Updating user facing documentation with storage use cases.
Problem / Opportunity Statement
We offer several kinds of storage:
- Block devices (a.k.a. Cinder volumes, virtual hard drives)
- Images (a.k.a. Glance)
- Object storage (a.k.a. buckets)
- Both fast (NVMe) and slow (spinning rust)
- Exposed via RADOS, Swift, or S3 semantics
- Shared filesystems (a.k.a. Manila, CephFS)
They differ on axes of, e.g.,:
- Ease (and self-service-ness) of getting started using
- Performance (Throughput, IOPS)
- Capacity (for PB-scale storage allocations)
- Tolerance for many small files
- Ability to access from multiple processes/instances at the same time
- Support for locking (prevent multiple processes from overwriting the same location)
- Ease of sharing (and there are several kinds of sharing)
- How to implement access controls
- Ability to boot an instance from it
But our documentation doesn't really talk about this. So it's unclear how community members would weigh tradeoffs and make informed choices.
Resolution
We should create a user facing document (or update https://docs.jetstream-cloud.org/general/storage/) that shows and explains which type of storage is best suited for which need.

• _EXERCISE TASKS_:
a: Per the storage documentation issue, which three semantics can object storage be exposed through?
b: Please reproduce the rows below verbatim, from the very first row down through the row that contains "Polygon shape [264,237,277,251]", including both.

• _DATASET ROWS_:
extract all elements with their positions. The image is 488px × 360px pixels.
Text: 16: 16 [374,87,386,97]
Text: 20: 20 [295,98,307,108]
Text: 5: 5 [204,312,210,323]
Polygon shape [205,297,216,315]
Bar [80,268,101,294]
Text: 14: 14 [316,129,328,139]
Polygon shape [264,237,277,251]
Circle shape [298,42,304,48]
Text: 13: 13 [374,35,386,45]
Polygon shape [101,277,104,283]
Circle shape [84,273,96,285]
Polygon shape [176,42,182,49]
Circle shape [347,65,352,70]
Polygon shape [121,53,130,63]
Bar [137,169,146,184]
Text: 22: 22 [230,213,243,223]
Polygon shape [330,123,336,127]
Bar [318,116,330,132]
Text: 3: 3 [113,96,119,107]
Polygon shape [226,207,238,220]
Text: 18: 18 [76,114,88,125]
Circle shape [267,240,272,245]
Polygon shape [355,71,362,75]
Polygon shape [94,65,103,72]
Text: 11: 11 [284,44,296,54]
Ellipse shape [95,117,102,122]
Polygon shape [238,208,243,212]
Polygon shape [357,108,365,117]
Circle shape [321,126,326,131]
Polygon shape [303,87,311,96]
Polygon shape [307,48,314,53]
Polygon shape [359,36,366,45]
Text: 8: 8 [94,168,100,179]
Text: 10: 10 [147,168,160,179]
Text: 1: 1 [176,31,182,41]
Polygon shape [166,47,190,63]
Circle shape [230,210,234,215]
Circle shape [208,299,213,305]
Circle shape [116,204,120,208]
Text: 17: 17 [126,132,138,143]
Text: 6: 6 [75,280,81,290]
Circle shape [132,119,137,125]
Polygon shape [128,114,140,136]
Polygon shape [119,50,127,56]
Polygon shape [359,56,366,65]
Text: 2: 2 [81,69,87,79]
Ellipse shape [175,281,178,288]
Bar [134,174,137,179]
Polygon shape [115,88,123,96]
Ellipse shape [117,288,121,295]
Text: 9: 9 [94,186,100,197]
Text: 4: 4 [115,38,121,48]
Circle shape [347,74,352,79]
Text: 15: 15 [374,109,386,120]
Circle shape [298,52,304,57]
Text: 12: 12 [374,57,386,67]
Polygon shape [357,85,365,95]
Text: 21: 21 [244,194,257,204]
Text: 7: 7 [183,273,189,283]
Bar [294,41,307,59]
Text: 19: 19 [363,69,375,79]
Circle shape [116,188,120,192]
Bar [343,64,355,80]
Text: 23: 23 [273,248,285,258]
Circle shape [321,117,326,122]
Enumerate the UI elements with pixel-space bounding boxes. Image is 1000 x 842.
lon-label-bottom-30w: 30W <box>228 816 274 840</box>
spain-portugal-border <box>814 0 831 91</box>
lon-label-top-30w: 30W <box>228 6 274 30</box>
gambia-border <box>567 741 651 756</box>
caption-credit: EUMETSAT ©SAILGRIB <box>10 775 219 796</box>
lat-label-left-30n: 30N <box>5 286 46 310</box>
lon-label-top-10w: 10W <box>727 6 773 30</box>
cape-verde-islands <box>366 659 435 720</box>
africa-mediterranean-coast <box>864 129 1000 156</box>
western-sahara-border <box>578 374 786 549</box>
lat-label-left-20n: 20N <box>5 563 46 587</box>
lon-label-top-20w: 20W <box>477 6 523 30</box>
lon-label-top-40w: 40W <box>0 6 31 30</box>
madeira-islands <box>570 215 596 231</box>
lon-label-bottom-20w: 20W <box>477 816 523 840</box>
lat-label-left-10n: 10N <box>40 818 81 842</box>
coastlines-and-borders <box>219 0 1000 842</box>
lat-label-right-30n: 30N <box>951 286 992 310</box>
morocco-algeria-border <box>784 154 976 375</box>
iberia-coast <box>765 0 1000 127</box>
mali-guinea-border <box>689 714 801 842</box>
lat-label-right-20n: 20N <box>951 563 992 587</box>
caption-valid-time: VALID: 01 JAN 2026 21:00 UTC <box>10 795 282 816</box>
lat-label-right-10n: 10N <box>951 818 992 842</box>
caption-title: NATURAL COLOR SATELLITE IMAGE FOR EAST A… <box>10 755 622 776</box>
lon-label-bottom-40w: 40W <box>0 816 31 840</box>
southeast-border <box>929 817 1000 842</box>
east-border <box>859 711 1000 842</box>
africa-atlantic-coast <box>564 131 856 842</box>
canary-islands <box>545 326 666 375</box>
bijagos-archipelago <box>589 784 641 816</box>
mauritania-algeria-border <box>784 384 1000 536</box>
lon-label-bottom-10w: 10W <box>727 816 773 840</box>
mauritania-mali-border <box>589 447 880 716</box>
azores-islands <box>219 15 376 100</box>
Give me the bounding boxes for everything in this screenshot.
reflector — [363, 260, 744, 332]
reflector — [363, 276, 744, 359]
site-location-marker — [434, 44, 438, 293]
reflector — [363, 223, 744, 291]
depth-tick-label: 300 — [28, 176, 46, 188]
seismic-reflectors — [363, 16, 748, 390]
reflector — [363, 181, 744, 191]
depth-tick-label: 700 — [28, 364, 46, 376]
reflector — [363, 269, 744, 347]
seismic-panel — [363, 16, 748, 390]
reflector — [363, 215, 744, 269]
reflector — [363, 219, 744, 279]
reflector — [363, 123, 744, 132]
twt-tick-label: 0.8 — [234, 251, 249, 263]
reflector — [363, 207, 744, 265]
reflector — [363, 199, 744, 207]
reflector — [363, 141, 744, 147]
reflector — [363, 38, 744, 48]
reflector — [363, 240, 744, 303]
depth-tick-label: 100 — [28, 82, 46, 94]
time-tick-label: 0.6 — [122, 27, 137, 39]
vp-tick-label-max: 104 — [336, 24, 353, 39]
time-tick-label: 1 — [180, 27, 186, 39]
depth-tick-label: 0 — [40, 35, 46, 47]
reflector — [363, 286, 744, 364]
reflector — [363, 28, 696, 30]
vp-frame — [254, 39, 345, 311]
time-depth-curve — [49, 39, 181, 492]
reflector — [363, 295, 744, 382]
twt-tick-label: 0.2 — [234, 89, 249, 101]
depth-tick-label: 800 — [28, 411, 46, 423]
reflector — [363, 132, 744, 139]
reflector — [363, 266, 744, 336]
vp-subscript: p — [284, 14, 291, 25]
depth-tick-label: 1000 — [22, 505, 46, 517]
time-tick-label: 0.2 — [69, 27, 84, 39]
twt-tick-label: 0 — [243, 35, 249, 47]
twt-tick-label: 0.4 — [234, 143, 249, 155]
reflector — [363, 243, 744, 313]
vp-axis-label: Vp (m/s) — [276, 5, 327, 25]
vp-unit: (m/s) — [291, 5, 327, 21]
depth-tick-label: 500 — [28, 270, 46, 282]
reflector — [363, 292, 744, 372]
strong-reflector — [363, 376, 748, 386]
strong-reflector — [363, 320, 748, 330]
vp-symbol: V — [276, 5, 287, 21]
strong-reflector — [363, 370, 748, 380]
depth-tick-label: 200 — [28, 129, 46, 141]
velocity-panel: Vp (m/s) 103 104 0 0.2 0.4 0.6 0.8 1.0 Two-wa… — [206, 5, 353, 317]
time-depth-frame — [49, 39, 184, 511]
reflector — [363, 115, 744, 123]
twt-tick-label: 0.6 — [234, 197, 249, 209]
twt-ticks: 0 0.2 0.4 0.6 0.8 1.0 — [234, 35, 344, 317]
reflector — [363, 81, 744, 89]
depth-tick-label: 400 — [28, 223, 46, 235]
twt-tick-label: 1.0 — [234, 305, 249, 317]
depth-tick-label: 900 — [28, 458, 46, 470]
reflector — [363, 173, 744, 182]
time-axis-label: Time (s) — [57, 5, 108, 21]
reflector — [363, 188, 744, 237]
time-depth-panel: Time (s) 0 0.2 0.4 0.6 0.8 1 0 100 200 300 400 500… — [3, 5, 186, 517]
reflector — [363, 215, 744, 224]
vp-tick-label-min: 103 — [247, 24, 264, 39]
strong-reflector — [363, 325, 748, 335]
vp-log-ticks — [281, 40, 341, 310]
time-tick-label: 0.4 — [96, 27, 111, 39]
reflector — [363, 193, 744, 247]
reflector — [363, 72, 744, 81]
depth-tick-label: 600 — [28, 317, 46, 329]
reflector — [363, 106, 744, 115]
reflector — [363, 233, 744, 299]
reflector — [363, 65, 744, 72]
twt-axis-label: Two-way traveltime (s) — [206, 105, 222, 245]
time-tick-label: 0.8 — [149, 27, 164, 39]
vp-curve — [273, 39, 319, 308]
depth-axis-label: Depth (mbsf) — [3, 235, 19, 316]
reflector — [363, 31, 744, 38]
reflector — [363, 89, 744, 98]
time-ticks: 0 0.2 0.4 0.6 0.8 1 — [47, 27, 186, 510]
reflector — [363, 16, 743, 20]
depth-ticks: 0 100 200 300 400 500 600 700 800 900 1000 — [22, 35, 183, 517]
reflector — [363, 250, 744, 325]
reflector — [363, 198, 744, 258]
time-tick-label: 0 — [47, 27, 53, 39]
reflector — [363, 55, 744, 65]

• _OUTPUTS_:
a: RADOS, Swift, or S3.

b:
extract all elements with their positions. The image is 488px × 360px pixels.
Text: 16: 16 [374,87,386,97]
Text: 20: 20 [295,98,307,108]
Text: 5: 5 [204,312,210,323]
Polygon shape [205,297,216,315]
Bar [80,268,101,294]
Text: 14: 14 [316,129,328,139]
Polygon shape [264,237,277,251]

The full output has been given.